*Source*:

--- Begin ---

The agreement was for claims “relating to an automobile accident of May
16, 2018.” (Zelig Decl., Ex. 1, ¶ 1.) Zelig sent it to defendant’s mother on May
23, 2018. (Zelig Reply Decl., ¶ 15.a.,
Ex. 3.) The statute of limitations on
defendant’s personal injury claims had barely started to run.
Any
pressure on defendant to sign the agreement while seriously injured did not come
from plaintiffs. Defendant states, “At
some point while I was bedridden, my stepfather printed out the retainer agreement
and handed it to me in bed.” (Romero
Vazquez Decl., ¶ 6.)
The
court finds no procedural unconscionability.
The agreement is enforceable.
The Pending
Anti-SLAPP Motion
Defendant
also argues granting this motion would undermine her fundamental rights by annulling
her pending anti-SLAPP motion. As
plaintiff acknowledges, there is no authority “resolving the issue of whether a
motion to compel arbitration can be granted while an anti-SLAPP motion is pending.” (Opp., p. 7.)
She analogizes this issue to two other circumstances. First, a plaintiff “may not seek to subvert
or avoid a ruling on an anti-SLAPP motion by amending the challenged complaint
... in response to the motion.” (JKC3H8
v. Colton (2013) 221 Cal.App.4th 468, 477-478.) Second, if a plaintiff dismisses the action before the
hearing, the court must still rule on the anti-SLAPP motion to determine
whether the defendant is entitled to attorney fees. (Pfeiffer
Venice Properties v. Bernard (2002)
101 Cal.App.4th 211, 218.)
When a
party moves to compel arbitration before the hearing on the opposing party’s
anti-SLAPP motion, the policies behind the two statutes appear to conflict. “The point of the anti-SLAPP statute is that
you have a right not to be dragged through the courts because
you exercised your constitutional rights.”
(People ex rel. Lockyer v. Brar (2004) 115 Cal.App.4th 1315,
1317.) On the other hand, the California
Arbitration Act “reflect[s] a strong public policy in favor of arbitration as a
speedy and relatively inexpensive means of dispute resolution.” (Wagner Construction Co. v. Pacific
Mechanical Corp. (2007) 41 Cal.4th 19, 25, internal quotes omitted.)
The
California Arbitration Act, however, explicitly limits the circumstances
permitting a court to deny a motion to compel arbitration:
On petition of a party to an arbitration
agreement alleging the existence of a written agreement to arbitrate a
controversy and that a party to the agreement refuses to arbitrate that controversy,
the court shall order the petitioner and the respondent to arbitrate the
controversy if it determines that an agreement to arbitrate the controversy
exists, unless it determines that:
(a) The right to compel arbitration has been waived
by the petitioner; or
(b) Grounds exist for rescission of the agreement.
(c) A party to the arbitration agreement is also a
party to a pending court action or special proceeding with a third party,
arising out of the same transaction or series of related transactions and there
is a possibility of conflicting rulings on a common issue of law or fact. For
purposes of this section, a pending court action or special proceeding includes
an action or proceeding initiated by the party refusing to arbitrate after the
petition to compel arbitration has been filed, but on or before the date of the
hearing on the petition. This subdivision shall not be applicable to an
agreement to arbitrate disputes as to the professional negligence of a health
care provider made pursuant to Section 1295.

--- End ---

*Job 1*:
According to the court ruling, on what date did Zelig send the agreement to the defendant's mother?

*Record list*:

--- Begin ---

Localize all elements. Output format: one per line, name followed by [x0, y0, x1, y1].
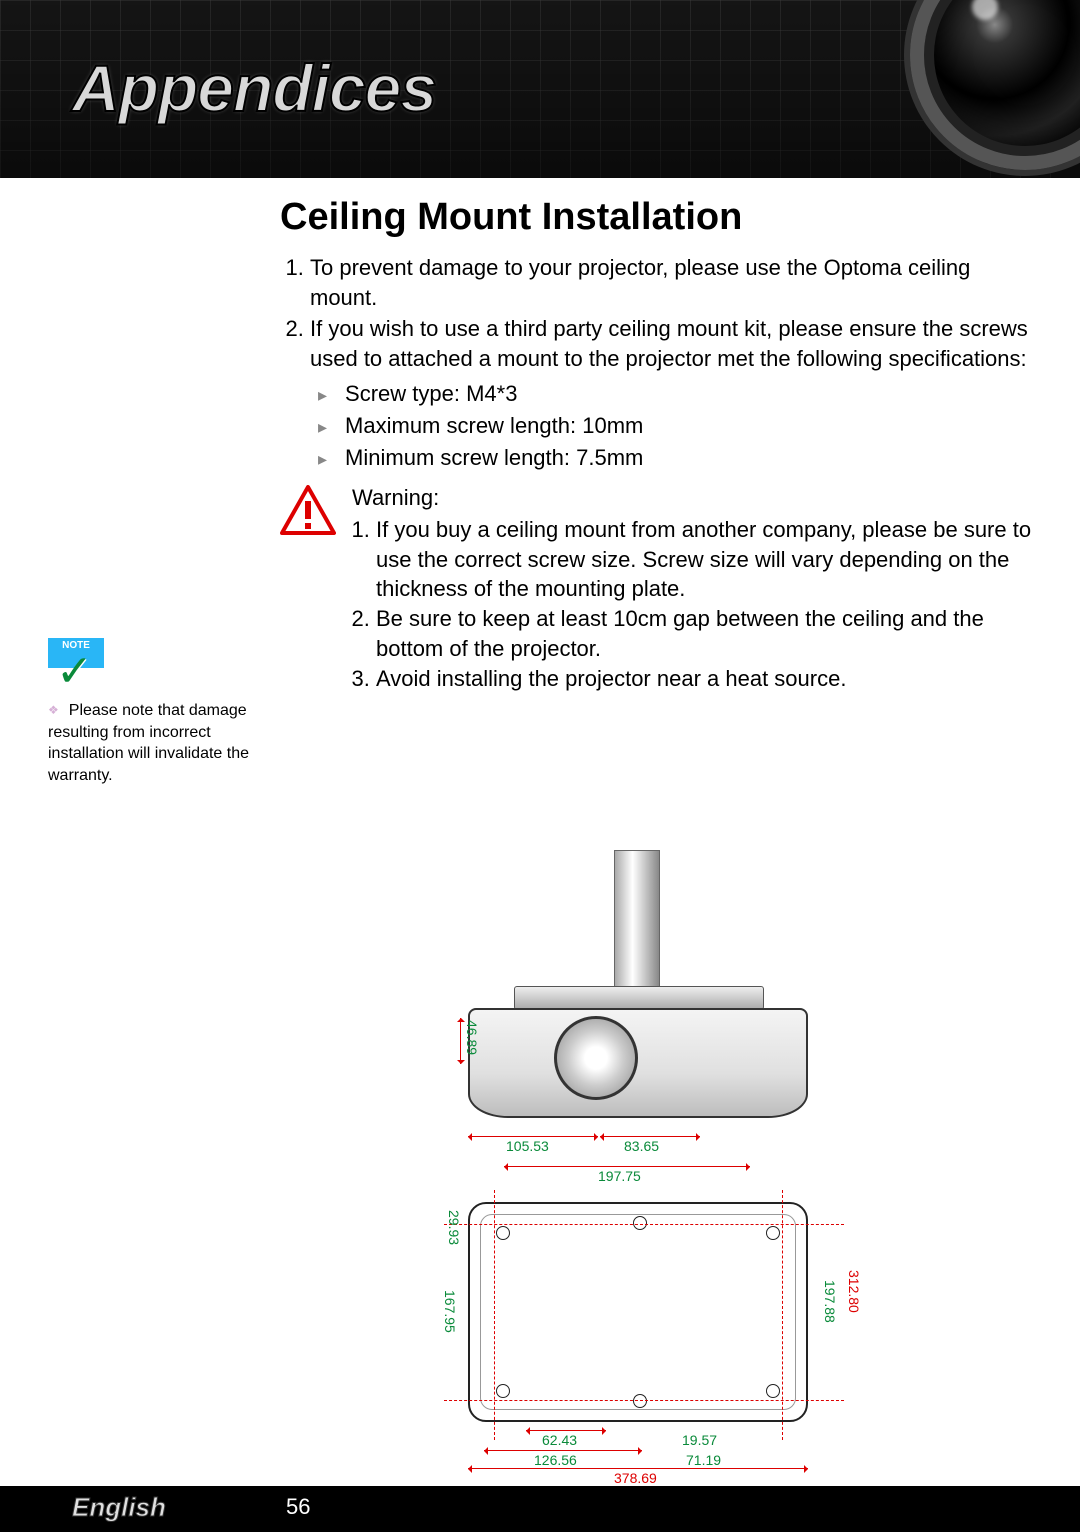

--- End ---
--- Begin ---

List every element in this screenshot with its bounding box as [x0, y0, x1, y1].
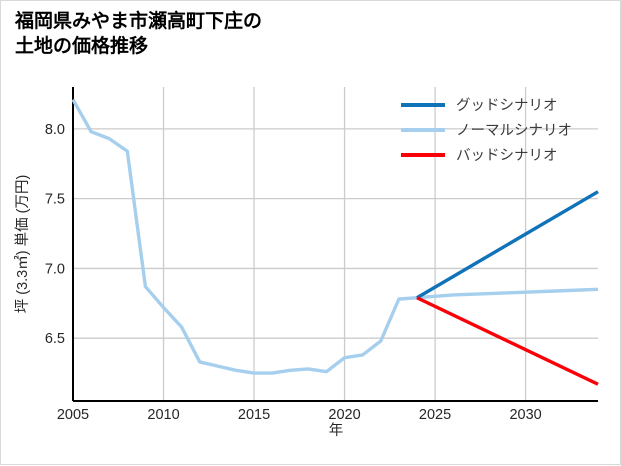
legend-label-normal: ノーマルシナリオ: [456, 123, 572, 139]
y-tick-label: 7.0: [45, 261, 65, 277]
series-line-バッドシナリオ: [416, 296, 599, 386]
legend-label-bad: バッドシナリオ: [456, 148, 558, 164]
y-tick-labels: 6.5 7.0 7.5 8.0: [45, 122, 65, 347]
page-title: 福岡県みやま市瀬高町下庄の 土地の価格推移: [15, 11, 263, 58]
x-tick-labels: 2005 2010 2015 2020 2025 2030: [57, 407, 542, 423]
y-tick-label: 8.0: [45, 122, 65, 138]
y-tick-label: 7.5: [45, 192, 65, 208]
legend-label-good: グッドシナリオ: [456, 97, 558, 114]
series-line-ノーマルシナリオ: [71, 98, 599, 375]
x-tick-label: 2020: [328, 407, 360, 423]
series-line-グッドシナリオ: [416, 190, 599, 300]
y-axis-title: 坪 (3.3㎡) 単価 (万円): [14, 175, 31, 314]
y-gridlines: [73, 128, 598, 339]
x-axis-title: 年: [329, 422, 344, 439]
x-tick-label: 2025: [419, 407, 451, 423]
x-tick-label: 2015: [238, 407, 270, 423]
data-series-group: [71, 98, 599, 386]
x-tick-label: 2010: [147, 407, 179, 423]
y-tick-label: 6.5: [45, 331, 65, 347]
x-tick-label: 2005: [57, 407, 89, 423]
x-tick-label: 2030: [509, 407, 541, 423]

--- End ---
--- Begin ---

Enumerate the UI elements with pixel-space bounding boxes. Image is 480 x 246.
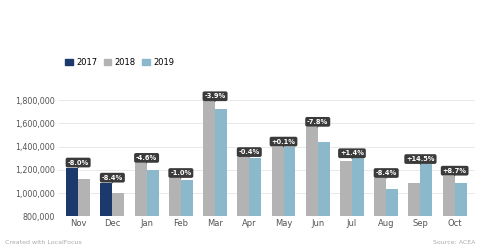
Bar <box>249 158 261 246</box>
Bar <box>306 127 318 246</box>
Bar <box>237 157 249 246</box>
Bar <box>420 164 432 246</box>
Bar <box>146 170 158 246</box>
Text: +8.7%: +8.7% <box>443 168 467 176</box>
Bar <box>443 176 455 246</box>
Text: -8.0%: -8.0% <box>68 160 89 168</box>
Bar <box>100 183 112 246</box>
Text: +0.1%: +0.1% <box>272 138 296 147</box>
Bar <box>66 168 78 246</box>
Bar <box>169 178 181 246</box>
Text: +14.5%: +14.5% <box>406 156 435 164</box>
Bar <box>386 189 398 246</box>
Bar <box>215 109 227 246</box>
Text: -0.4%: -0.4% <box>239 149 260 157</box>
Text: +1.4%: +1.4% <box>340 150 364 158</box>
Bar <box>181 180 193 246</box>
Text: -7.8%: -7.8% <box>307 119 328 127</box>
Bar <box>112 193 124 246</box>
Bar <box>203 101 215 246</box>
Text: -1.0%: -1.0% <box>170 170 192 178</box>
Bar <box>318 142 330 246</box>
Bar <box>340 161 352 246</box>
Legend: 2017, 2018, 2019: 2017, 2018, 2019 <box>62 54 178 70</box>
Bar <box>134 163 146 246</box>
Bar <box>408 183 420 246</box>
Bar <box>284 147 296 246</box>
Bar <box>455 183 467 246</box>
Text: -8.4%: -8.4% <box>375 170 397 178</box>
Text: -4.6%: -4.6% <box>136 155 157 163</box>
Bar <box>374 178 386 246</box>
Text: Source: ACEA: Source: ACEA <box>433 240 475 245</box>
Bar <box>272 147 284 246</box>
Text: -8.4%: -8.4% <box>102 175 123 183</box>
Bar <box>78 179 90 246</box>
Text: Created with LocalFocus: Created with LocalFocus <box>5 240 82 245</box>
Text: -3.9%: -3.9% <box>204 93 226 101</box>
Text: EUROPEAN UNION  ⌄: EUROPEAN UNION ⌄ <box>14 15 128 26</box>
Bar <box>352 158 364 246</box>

--- End ---

*Job 2*:
Extract the lines of the listing exactly, starting at the line that contains "List every element" and ending at the line that contains "x-tick-labels: 2005 2010", both included. Leave the pictures out of your answer.

*Right answer 1*:
May 23, 2018.

*Right answer 2*:
List every element in this screenshot with its bounding box as [x0, y0, x1, y1].
legend-label-normal: ノーマルシナリオ: [456, 123, 572, 139]
y-tick-label: 7.0: [45, 261, 65, 277]
series-line-バッドシナリオ: [416, 296, 599, 386]
legend-label-bad: バッドシナリオ: [456, 148, 558, 164]
y-tick-labels: 6.5 7.0 7.5 8.0: [45, 122, 65, 347]
page-title: 福岡県みやま市瀬高町下庄の 土地の価格推移: [15, 11, 263, 58]
x-tick-labels: 2005 2010 2015 2020 2025 2030: [57, 407, 542, 423]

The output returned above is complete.